■ Texto para análise
Porém, no retorno do amistoso contra o Santa Cruz, houve uma "teimosia" de Régis:

- Neste dia do acidente, ele foi (sentado) na janela. E como era a volta do jogo, era minha vez de ir para lá. Mas ele foi, bateu o pé, tentei puxar ele à força, de sacanagem, mas ele se agarrou. Eu até brinquei com ele e falei: "no outro dia, eu vou na ida e na volta (da viagem)" - afirmou o ex-jogador, que hoje é proprietário de uma academia de hidroginástica.

Horas depois, Régis foi uma das vítimas do acidente de ônibus do Brasil de Pelotas.

Já Alemão lida até hoje com sequelas na tragédia. O ex-lateral-esquerdo, que tem passagens pelo São Paulo e Coritiba e pelo futebol árabe, contou sua luta no ano de 2009, quando tinha 27 anos:

- Tive três a quatro fraturas de úmero no braço esquerdo. Corri o risco de perder o braço, que hoje é mais curto do que o outro e não tem alguns movimentos. Mas agradeço por estar vivo. Fiquei um ano parado, estava prestes a jogar no Internacional. Depois, fui lutando muito, passei por vários clubes até chegar no futebol árabe. Foi quando o Nilmar me ajudou muito a me adaptar lá - disse Alemão, que hoje tem uma escolinha de futebol nos Estados Unidos.

ACIDENTE ABREVIA TRAJETÓRIAS NO GRAMADO

A comoção em torno do acidente fez dois jogadores mudarem suas trajetórias no futebol. O volante Odair e o zagueiro Eliandro decidiram pendurar as chuteiras.

Hoje técnico do Internacional, Odair Hellmann contou o quanto pesou para sua decisão aquela noite:

- Total! Eu tinha um projeto de vida de, quando eu estivesse com 38, ou 39, parasse de jogar e começasse a treinar categorias de base. Mas surgiu esta oportunidade.

■ Atividade 1
Liste todos os clubes de futebol citados no texto sobre o acidente de ônibus, na ordem em que aparecem pela primeira vez.
■ Atividade 2
Devolva, sem qualquer alteração, o trecho do texto sobre o acidente de ônibus que começa em "Hoje técnico do" e vai até "surgiu esta oportunidade.", inclusive.
■ Atividade 3
Retome o texto sobre o acidente de ônibus a partir da última frase apresentada.
Não é necessário consultar as entradas.

Dados de origem
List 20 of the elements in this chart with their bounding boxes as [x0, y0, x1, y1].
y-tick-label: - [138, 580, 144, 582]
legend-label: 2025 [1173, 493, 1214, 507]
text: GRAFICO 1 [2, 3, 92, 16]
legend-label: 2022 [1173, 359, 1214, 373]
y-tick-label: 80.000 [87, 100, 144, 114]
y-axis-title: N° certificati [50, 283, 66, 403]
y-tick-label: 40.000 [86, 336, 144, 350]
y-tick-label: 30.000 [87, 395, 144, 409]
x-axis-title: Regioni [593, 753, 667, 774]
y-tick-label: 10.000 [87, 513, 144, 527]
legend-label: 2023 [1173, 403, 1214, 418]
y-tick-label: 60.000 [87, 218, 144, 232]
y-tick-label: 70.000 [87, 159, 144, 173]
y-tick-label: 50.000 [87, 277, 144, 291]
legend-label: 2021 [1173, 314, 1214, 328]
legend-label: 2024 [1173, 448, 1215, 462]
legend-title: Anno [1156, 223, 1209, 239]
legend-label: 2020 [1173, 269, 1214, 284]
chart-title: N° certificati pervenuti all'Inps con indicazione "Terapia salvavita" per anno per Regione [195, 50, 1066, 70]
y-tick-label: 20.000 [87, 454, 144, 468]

■ Resposta 1
Santa Cruz, Brasil de Pelotas, São Paulo, Coritiba, Internacional

■ Resposta 2
Hoje técnico do Internacional, Odair Hellmann contou o quanto pesou para sua decisão aquela noite:

- Total! Eu tinha um projeto de vida de, quando eu estivesse com 38, ou 39, parasse de jogar e começasse a treinar categorias de base. Mas surgiu esta oportunidade.

■ Resposta 3
O ex-volante (que tinha 32 anos quando parou) não mediu palavras ao falar sobre suas memórias do acidente:

- É muito difícil. Perdemos nossos amigos, temos alguns que passam dificuldade até hoje. Mas temos de saber levar em frente e tirar força desta situação.

Já Eliandro, que hoje trabalha com uma empresa de móveis no Paraná. deixou de lado o futebol bem mais jovem:

- Eu tinha 24 anos. Estava perto do Claudio Millar, conversando com ele depois do jogo. A gente estava muito otimista. Era a quinta vitória em cinco jogos. Quase não tive sequelas do acidente, por isto vivi muito daquela noite, vi o ônibus virando. Aí, cada barulho nas viagens que fiz no Gauchão, ficava assustado. Era muito difícil.

O ex-zagueiro contou que a situação pela qual passou no Xavante pesou para outras propostas no futebol:

- Recebi umas duas ou três propostas, mas sempre queriam fazer contrato de risco. Eu tinha de provar que estava realmente bem depois de tudo o que passei no decorrer do acidente. Depois de tudo que passei, fiquei muito infeliz e decidi ir para outro caminho.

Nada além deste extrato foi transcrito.